(Exercise requirements): Without including any images, repeat the data exactly.

(Data lines):
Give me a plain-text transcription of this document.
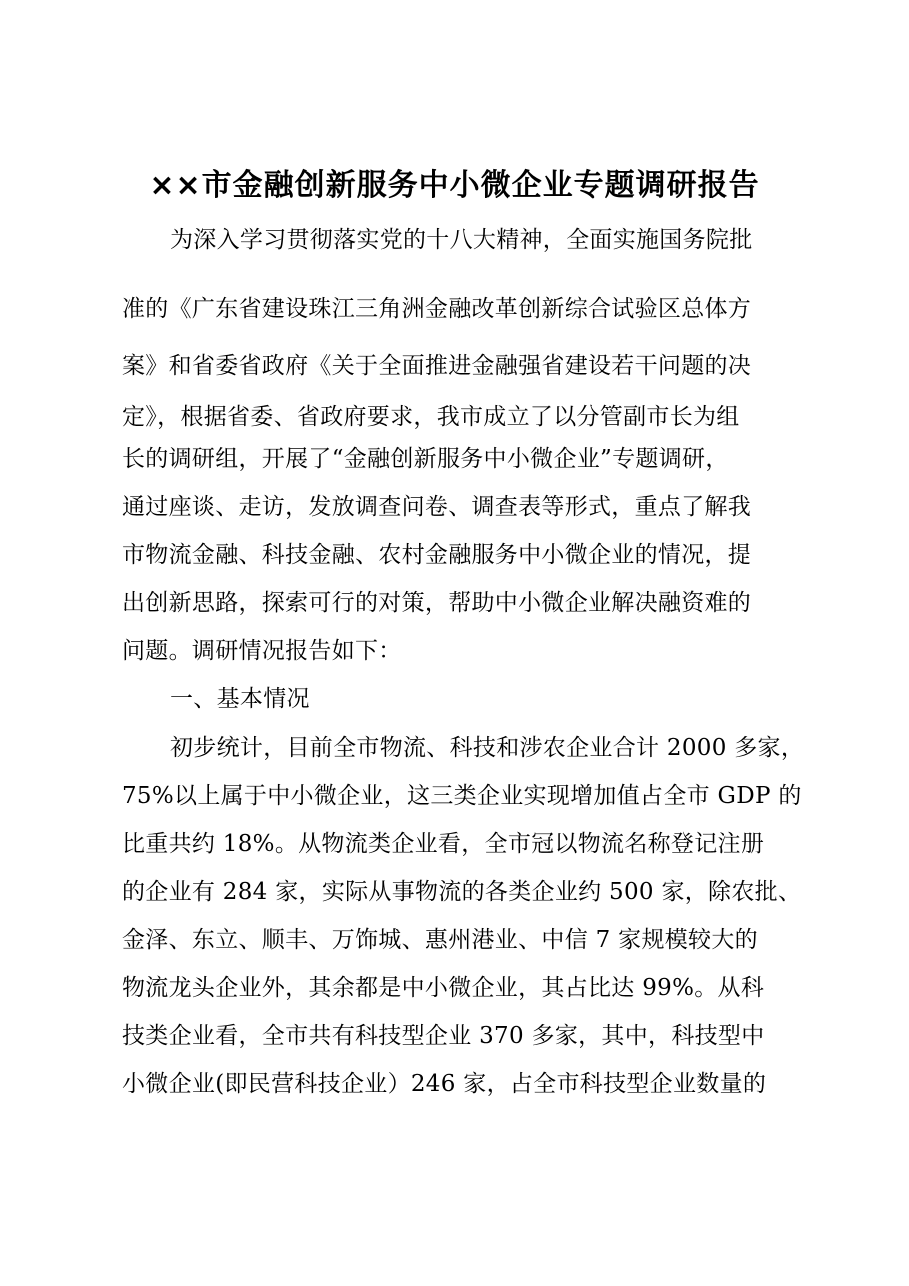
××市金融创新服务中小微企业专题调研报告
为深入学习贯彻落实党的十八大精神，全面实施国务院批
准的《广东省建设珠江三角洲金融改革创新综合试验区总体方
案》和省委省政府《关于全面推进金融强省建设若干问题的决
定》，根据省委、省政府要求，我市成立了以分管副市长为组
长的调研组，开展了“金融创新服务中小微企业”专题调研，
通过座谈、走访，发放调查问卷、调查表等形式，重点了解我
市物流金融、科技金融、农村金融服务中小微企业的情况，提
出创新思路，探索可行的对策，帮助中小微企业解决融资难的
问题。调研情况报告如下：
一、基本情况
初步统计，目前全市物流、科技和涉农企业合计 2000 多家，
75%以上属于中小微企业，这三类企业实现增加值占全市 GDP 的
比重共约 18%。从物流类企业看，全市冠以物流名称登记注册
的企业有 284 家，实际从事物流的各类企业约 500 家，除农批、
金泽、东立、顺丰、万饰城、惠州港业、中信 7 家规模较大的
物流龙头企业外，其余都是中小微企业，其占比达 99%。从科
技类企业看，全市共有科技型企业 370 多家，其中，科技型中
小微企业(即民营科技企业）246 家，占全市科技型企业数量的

(Worked solution):
Give me a plain-text transcription of this document.
××市金融创新服务中小微企业专题调研报告
为深入学习贯彻落实党的十八大精神，全面实施国务院批
准的《广东省建设珠江三角洲金融改革创新综合试验区总体方
案》和省委省政府《关于全面推进金融强省建设若干问题的决
定》，根据省委、省政府要求，我市成立了以分管副市长为组
长的调研组，开展了“金融创新服务中小微企业”专题调研，
通过座谈、走访，发放调查问卷、调查表等形式，重点了解我
市物流金融、科技金融、农村金融服务中小微企业的情况，提
出创新思路，探索可行的对策，帮助中小微企业解决融资难的
问题。调研情况报告如下：
一、基本情况
初步统计，目前全市物流、科技和涉农企业合计 2000 多家，
75%以上属于中小微企业，这三类企业实现增加值占全市 GDP 的
比重共约 18%。从物流类企业看，全市冠以物流名称登记注册
的企业有 284 家，实际从事物流的各类企业约 500 家，除农批、
金泽、东立、顺丰、万饰城、惠州港业、中信 7 家规模较大的
物流龙头企业外，其余都是中小微企业，其占比达 99%。从科
技类企业看，全市共有科技型企业 370 多家，其中，科技型中
小微企业(即民营科技企业）246 家，占全市科技型企业数量的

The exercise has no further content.